_Given problem:_
The exercise asks you to copy every line below in which "colors" appears.

_Record excerpts:_
──────
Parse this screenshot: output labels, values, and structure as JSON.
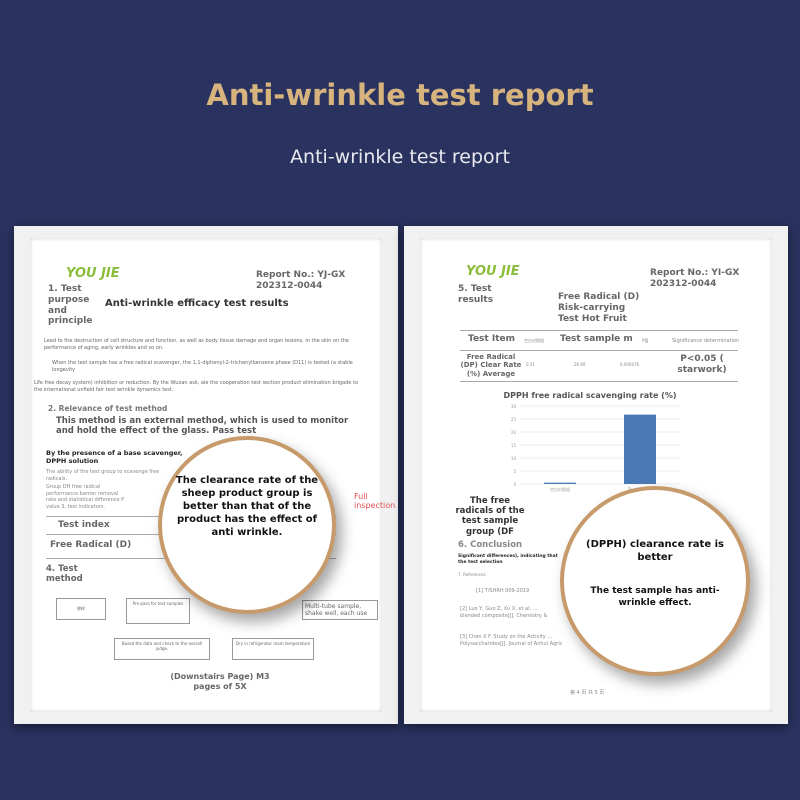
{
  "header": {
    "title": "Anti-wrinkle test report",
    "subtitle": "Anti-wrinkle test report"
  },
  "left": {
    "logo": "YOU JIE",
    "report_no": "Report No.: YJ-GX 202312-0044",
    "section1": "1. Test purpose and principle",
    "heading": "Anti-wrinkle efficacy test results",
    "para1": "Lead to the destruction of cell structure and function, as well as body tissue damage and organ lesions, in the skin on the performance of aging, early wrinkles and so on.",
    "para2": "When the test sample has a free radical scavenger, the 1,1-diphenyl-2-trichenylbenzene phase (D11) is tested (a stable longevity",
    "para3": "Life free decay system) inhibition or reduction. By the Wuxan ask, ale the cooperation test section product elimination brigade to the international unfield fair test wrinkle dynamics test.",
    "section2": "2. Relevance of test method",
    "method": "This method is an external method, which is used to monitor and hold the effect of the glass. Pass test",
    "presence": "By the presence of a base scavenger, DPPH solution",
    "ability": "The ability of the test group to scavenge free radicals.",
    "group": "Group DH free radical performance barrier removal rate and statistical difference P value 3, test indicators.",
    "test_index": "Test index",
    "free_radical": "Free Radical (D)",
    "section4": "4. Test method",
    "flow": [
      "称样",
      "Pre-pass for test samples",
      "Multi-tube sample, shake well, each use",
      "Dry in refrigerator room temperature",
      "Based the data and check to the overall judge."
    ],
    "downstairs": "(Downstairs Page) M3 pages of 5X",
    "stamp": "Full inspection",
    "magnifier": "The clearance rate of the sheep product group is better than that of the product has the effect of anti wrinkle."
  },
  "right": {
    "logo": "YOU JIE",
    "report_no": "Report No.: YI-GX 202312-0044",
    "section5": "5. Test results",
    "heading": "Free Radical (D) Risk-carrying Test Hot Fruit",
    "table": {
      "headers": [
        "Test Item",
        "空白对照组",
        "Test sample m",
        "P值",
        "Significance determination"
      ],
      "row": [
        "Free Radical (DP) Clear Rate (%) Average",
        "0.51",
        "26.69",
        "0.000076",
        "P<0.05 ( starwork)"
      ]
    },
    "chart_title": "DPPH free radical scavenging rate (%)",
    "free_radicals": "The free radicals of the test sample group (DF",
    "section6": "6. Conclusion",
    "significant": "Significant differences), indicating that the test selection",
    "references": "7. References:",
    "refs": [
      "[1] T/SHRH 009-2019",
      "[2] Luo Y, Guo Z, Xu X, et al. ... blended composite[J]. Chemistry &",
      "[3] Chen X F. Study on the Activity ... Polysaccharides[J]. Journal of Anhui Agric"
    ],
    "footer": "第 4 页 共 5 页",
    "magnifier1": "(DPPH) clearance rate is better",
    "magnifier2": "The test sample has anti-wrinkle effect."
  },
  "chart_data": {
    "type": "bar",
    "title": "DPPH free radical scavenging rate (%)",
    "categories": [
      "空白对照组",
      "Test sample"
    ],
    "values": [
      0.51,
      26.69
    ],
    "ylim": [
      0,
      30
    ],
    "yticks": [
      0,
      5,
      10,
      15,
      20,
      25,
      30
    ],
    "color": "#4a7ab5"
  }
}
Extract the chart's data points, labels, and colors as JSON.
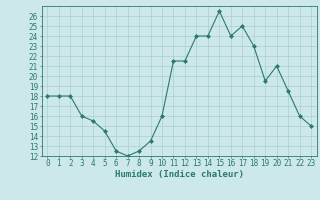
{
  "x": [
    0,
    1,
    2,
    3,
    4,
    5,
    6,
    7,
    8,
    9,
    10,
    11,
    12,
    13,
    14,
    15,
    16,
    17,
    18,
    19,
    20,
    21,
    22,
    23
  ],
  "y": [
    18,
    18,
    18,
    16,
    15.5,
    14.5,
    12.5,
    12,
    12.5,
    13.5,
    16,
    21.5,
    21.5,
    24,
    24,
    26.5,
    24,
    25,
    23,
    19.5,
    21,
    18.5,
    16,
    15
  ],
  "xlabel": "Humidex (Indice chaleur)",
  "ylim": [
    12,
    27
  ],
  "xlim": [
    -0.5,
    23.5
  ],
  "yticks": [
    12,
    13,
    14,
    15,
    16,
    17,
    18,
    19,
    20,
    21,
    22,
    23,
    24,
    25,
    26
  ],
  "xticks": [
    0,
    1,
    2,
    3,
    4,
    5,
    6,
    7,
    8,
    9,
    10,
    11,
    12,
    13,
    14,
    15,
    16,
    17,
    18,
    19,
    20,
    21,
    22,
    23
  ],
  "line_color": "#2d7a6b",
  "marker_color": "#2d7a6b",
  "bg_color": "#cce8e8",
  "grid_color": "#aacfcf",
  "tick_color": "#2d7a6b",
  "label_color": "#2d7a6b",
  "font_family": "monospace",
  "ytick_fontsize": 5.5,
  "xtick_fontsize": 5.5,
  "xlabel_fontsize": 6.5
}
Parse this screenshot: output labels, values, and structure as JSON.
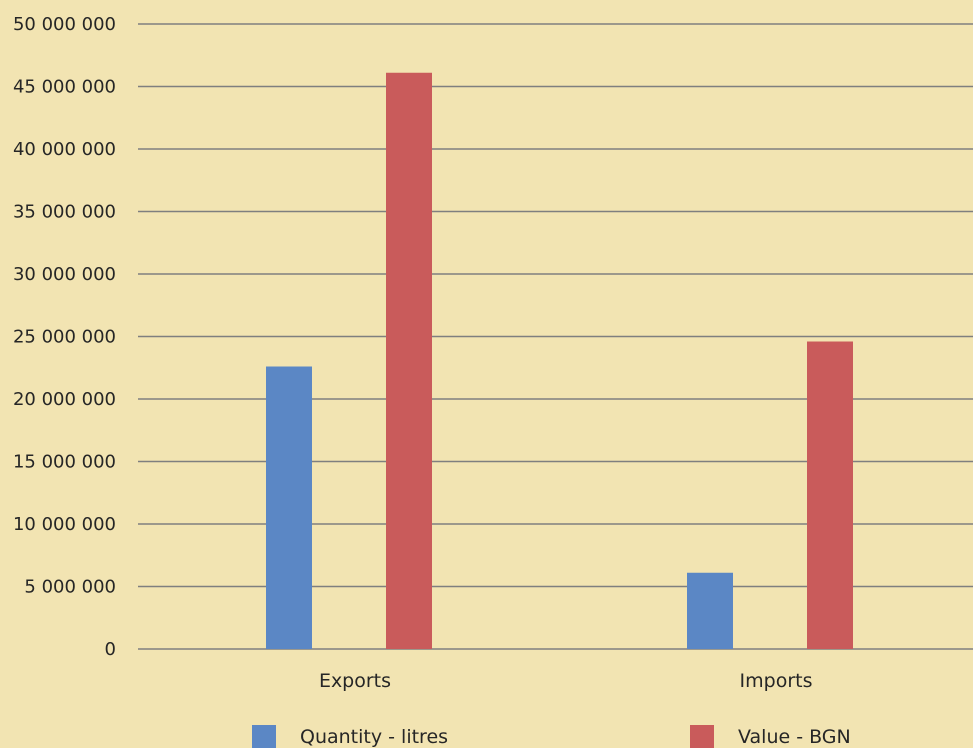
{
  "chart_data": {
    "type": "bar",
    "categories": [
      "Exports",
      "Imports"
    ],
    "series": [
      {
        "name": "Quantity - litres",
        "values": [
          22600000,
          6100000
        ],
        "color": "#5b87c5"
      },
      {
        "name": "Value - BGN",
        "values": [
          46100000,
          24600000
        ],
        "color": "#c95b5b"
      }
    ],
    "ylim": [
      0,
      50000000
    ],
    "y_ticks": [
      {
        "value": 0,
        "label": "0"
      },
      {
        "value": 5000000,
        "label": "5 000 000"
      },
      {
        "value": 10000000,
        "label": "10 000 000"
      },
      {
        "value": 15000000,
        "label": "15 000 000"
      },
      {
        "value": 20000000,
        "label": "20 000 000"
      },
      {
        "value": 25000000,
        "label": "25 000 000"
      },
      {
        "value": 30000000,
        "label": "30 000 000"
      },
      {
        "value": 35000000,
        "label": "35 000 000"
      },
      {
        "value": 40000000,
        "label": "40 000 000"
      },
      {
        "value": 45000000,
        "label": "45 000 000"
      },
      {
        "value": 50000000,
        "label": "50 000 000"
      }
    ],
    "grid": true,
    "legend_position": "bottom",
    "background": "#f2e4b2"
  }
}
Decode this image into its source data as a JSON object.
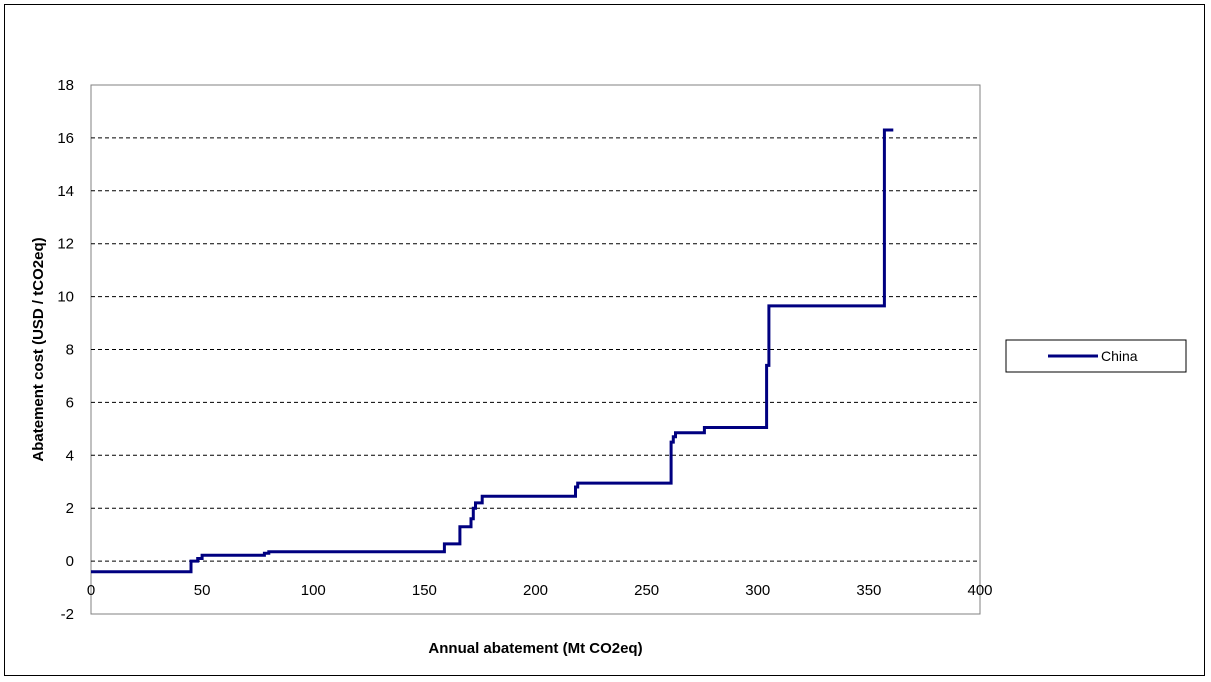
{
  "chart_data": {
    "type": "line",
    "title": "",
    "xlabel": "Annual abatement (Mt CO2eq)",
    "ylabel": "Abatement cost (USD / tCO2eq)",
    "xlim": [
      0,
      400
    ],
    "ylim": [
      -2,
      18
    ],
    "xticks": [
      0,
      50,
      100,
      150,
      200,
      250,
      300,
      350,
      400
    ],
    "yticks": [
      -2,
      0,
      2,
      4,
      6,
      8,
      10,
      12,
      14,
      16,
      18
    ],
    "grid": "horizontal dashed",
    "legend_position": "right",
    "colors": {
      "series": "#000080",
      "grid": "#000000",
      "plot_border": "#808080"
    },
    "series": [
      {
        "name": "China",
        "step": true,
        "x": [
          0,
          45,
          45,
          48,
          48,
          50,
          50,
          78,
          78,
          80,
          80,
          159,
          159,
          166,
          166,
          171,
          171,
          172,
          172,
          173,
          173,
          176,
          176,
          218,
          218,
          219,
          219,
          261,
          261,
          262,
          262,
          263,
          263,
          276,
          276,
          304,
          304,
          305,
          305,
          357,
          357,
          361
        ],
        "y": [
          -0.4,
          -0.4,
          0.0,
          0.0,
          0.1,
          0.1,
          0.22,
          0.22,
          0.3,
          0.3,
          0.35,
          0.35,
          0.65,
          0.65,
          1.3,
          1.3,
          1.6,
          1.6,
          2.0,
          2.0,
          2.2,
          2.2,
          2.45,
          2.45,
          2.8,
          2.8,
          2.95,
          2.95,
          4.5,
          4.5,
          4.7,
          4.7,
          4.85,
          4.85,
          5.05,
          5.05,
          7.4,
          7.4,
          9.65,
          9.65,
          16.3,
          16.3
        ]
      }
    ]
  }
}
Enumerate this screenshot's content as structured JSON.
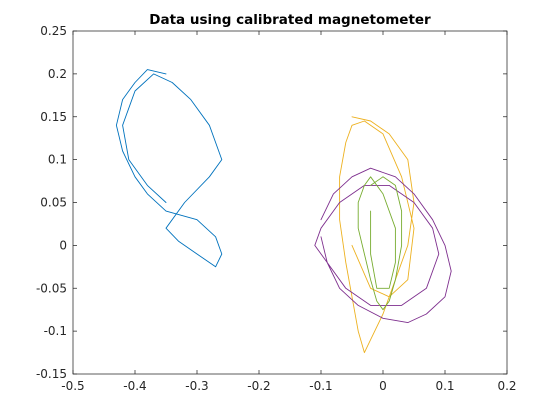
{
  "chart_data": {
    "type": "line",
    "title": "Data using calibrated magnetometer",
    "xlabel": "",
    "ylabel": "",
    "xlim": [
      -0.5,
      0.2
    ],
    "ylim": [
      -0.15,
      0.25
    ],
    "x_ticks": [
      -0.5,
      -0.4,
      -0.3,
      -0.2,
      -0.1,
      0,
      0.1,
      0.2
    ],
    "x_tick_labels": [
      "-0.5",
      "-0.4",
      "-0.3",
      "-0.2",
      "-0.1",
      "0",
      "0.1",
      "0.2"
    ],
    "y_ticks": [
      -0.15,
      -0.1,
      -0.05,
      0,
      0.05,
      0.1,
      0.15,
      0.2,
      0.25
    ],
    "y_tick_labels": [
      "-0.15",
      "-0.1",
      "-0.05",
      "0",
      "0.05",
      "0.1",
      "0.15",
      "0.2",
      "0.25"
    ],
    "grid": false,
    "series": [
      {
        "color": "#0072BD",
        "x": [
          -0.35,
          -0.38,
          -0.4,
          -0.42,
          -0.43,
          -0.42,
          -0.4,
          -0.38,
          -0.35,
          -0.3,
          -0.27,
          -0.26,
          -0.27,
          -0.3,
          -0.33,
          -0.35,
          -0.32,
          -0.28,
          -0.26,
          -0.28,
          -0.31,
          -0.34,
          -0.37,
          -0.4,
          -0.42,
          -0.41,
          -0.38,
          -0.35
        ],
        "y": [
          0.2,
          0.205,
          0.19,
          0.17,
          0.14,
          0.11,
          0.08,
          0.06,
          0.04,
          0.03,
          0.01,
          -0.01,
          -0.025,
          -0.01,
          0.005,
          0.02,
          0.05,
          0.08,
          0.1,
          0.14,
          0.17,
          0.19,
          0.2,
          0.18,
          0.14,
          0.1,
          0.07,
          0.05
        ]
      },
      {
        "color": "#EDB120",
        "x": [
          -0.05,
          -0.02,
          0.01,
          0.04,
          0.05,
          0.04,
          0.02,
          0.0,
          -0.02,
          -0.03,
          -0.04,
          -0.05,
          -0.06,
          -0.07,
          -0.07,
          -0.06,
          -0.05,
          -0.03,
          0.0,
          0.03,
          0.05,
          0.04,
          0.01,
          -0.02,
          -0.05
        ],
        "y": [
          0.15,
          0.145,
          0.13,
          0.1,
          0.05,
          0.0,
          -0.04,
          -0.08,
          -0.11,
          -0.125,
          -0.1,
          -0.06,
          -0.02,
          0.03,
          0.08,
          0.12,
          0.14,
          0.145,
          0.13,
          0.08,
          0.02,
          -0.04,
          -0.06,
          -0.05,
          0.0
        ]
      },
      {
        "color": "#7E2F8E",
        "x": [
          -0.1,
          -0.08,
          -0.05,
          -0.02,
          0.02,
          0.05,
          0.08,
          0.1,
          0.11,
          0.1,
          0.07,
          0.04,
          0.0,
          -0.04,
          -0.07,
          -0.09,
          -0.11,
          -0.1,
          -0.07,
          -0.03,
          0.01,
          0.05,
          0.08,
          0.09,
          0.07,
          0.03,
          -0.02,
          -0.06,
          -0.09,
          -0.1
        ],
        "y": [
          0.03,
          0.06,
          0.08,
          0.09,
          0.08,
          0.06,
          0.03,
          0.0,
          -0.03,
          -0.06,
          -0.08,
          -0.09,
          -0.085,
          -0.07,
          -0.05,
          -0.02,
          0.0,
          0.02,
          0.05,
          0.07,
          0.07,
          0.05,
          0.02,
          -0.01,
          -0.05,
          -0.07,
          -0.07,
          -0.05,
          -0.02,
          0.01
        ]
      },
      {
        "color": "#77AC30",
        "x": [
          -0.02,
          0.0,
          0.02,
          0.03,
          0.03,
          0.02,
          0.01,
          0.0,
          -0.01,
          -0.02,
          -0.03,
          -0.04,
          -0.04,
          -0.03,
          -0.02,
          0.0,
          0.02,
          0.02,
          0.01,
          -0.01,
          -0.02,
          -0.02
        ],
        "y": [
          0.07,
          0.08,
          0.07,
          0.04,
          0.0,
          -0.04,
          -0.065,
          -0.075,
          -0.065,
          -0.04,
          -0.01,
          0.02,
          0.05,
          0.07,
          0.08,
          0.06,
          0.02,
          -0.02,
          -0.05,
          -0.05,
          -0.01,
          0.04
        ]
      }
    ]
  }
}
──────
_Exercise output:_
Extract the chart's data points, labels, and colors as JSON.
    "colors": {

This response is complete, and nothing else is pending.